- Задачи
1 > Выведите без изменений часть отрывка о ледокольной проводке: от слов «Он редко беспокоил» до слов «вместо руля судно.» включительно.
2 > Пожалуйста, подхватите рассказ о ледокольной проводке и продолжите его с последнего предложения.

- Исходный отрывок

• • • • • • •

Он редко беспокоил капитана ледокола, считая, что у него достаточно забот, но сейчас, наверное, трудновато было нам. Мы не могли особенно маневрировать: у нас вместо руля судно.
— «Мышевский», я — «Владивосток», пройдем миль пятнадцать-двадцать, полегче станет... Вообще-то хорошего мало.
Когда долго в эфире слышишь голос человека, он становится тебе понятным и близким, а какой он, этот человек, особенно не думаешь. Главное, слышишь его и привыкаешь к его присутствию, к тому, что он где-то рядом. И как бы ни было трудно, хочется сказать этому человеку, что у тебя все в порядке. Такое чувство, наверное, испытывал наш капитан, переговариваясь с капитаном «Владивостока» Садчиковым Виктором Терентьевичем. То же самое, возможно, было и с людьми, стоящими на мостике «Зины Портновой» и слышавшими голос нашего Геннадия Сергиенко.
Неожиданный резкий удар застал всех присутствующих в рубке врасплох, судно заходило металлической дрожью, зазвенели на мачтах блоки и тросы...
— Костя! — укорил курсанта капитан,— за что же вы его так... «Портнова», переложите руль право на борт...
К вечеру в проливе Лонга нас догнали остальные суда, те, что вместе с нами ожидали проводки. Их вели ледоколы «Ермак» и «Москва». Обстановка полегчала, но, судя по тому, что «Ермак» поднял вертолет, впереди еще ожидали нас поля крепких льдов. И все же с появлением армады судов и ледоколов идти стало веселее, бодрее, что ли. Да и погода баловала: все, что встречал человеческий глаз, было залито вечерним солнцем. И чайки заголосили впервые за эти дни... Я слышал в эфире спокойный голос капитана «Владивостока», что-то обсуждавшего с Геннадием Семеновичем, но думал о другом...

• • • • • • •

(Записи о расположении элементов)
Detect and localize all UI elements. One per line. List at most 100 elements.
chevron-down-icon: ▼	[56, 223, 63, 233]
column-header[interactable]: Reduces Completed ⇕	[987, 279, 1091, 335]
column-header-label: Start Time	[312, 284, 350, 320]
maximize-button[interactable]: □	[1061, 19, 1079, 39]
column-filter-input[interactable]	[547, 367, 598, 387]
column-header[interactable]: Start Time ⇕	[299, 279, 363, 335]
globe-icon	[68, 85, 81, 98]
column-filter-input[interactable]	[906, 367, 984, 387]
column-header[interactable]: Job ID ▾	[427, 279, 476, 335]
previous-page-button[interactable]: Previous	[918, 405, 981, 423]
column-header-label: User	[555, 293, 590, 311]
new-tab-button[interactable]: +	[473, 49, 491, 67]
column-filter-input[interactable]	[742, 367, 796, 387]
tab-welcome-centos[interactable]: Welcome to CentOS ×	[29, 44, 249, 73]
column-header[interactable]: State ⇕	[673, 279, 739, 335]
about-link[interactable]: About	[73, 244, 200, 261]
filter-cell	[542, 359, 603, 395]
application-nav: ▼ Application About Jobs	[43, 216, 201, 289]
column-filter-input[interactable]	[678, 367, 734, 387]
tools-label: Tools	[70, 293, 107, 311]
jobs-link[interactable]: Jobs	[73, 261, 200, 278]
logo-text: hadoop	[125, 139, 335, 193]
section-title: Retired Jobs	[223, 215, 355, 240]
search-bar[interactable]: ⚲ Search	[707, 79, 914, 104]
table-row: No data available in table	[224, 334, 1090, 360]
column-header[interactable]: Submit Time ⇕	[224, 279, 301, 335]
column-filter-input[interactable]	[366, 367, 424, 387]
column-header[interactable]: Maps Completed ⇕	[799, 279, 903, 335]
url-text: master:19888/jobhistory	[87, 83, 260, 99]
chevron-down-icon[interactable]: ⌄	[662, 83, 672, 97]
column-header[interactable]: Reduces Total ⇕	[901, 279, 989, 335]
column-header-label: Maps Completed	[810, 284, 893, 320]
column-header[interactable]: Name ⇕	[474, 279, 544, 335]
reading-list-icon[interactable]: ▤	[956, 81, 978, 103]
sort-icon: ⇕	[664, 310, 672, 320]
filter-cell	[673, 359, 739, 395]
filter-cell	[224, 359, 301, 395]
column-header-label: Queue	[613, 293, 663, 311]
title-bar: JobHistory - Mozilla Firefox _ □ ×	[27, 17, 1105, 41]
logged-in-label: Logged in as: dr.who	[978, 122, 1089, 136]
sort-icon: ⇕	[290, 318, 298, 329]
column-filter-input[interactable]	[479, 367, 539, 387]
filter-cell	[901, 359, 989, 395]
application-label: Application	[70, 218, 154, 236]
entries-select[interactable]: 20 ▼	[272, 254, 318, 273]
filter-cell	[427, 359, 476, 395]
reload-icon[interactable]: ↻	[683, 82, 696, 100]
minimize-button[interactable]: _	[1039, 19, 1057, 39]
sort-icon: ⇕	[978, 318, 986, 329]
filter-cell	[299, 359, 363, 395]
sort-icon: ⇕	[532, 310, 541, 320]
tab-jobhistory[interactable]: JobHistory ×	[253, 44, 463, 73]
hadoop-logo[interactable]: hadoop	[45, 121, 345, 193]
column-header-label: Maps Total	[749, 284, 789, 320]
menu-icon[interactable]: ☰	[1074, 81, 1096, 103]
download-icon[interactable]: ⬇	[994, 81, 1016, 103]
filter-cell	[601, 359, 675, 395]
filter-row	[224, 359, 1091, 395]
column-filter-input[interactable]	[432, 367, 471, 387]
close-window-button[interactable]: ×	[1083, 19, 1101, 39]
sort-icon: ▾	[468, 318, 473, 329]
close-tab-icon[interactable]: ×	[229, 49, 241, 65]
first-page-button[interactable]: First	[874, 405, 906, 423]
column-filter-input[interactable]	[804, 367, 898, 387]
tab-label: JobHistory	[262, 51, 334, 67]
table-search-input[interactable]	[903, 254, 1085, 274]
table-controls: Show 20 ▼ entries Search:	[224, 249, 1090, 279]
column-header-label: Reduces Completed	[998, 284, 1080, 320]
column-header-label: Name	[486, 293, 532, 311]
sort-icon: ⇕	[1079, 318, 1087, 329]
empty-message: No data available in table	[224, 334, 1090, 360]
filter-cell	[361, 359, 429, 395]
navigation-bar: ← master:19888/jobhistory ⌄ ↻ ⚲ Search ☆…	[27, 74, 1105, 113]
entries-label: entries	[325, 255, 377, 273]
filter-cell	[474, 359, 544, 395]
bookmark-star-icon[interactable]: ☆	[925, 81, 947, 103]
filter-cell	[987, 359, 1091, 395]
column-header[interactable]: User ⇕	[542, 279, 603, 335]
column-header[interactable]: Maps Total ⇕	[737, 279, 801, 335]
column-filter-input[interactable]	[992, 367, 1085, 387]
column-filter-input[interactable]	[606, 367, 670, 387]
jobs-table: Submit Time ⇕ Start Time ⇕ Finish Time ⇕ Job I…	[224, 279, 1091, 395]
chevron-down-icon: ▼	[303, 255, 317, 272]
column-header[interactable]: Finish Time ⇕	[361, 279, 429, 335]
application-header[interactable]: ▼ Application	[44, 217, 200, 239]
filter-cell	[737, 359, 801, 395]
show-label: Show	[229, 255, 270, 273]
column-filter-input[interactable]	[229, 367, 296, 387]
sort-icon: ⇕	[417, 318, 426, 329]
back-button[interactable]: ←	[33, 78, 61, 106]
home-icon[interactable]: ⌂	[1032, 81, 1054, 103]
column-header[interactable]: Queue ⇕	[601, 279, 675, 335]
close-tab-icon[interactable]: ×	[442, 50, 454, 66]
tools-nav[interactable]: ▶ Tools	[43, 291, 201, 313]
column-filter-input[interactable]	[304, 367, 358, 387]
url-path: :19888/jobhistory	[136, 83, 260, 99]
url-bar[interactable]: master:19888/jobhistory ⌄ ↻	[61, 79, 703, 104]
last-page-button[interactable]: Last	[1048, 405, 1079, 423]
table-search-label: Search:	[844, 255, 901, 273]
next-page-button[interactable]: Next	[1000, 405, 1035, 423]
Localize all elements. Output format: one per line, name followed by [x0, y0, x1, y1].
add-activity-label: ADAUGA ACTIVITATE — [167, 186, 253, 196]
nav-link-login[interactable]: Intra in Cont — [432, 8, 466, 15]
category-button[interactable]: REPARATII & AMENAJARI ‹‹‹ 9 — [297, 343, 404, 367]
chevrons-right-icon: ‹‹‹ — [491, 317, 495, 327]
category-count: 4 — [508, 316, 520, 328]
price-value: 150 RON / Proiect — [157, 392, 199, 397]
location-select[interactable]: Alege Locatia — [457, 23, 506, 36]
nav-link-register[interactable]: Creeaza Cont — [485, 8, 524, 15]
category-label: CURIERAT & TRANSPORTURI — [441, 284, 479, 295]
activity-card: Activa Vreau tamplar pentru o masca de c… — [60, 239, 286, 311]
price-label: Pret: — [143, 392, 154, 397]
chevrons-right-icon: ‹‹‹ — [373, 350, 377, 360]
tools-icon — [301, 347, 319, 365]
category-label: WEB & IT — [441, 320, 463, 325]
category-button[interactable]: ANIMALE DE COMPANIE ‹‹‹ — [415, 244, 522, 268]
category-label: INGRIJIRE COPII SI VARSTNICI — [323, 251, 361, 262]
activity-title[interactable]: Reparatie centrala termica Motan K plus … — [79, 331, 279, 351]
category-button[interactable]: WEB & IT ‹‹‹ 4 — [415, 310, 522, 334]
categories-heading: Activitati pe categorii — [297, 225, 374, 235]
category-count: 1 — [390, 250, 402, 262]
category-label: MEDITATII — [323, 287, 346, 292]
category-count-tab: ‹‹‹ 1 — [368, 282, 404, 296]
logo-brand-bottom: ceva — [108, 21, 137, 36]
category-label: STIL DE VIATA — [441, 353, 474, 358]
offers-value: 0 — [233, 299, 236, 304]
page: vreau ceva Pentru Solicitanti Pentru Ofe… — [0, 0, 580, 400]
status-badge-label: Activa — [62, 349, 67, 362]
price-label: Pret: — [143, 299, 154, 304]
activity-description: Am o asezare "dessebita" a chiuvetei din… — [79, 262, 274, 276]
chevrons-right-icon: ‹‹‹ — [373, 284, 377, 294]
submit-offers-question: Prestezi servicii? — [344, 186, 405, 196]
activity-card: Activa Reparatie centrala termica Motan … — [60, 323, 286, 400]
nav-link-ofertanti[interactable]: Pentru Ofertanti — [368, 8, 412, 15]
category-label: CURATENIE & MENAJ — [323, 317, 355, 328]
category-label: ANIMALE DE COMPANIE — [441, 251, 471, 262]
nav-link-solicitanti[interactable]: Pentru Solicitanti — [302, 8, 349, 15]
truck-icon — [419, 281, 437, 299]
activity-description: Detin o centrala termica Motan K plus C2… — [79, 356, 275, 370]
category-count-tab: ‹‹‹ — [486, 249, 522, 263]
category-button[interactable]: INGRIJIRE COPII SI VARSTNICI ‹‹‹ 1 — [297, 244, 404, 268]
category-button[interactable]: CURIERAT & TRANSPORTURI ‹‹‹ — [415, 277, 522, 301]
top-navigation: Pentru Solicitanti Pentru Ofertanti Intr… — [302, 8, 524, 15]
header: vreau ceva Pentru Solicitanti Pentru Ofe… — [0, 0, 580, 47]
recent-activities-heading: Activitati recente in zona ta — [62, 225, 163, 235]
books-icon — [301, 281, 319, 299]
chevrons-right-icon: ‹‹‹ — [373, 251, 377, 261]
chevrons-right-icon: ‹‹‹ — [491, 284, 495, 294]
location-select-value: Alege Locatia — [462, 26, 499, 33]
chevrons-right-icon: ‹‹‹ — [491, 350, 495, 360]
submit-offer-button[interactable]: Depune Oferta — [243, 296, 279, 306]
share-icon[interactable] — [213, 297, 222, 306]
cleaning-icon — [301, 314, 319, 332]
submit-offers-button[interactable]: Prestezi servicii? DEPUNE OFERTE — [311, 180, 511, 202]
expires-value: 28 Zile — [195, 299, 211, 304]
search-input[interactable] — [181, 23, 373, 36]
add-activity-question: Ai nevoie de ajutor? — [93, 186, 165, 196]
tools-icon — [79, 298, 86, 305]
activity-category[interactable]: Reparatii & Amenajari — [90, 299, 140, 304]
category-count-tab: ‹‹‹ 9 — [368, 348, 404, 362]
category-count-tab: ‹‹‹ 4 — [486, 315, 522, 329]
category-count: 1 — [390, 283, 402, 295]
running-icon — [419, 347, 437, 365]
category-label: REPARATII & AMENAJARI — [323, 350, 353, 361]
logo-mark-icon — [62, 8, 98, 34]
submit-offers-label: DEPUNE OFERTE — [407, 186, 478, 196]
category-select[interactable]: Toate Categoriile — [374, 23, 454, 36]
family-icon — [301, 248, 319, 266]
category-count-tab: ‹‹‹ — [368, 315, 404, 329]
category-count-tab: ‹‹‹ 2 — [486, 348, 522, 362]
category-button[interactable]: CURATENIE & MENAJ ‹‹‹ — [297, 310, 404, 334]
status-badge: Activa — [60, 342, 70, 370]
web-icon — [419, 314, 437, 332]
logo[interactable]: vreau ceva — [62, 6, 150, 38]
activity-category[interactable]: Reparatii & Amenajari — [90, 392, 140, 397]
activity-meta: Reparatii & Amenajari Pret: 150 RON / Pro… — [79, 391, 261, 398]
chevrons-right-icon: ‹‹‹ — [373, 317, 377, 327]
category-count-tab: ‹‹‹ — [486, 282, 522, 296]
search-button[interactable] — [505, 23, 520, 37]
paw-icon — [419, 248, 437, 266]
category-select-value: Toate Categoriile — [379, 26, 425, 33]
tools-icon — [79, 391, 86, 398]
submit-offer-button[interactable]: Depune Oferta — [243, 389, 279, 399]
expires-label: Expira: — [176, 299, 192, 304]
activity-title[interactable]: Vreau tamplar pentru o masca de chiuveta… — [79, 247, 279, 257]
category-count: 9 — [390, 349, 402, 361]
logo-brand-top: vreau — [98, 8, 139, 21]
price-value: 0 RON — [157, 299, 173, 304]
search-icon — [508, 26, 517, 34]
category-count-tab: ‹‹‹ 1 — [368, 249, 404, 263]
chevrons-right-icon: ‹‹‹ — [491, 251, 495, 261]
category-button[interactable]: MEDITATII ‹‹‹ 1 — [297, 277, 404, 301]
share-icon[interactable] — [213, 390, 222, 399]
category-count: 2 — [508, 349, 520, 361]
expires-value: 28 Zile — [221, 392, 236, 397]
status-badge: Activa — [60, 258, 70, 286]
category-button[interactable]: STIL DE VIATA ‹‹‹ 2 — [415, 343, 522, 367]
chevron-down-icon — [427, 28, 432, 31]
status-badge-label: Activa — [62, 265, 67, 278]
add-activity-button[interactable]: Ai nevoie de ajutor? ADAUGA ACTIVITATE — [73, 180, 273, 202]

• • • • • • •

- Ответы на задачи
1 >
Он редко беспокоил капитана ледокола, считая, что у него достаточно забот, но сейчас, наверное, трудновато было нам. Мы не могли особенно маневрировать: у нас вместо руля судно.

2 >
В ожидании проводки, когда в один из вечеров я попросил капитана рассказать о самой трудной арктической навигации, он вспомнил, как впервые шел капитаном в Арктику на слабеньком пароходе. Говорил, что все время шли во льдах и туманах. Нужно было с уважением относиться даже к мелким льдинам, в любое время сохранять ясную голову для принятия решений, выполнения указаний ледокола. Ничего в рассказе Сергиенко не происходило. Просто было им нелегко... И необязательно ломать себе бока или оказаться зажатым во льдах, чтобы сказать, Арктика — она труднодоступная. Пропороть свой борт здесь, в Ледовитом океане, можно и в самой безобидной ситуации...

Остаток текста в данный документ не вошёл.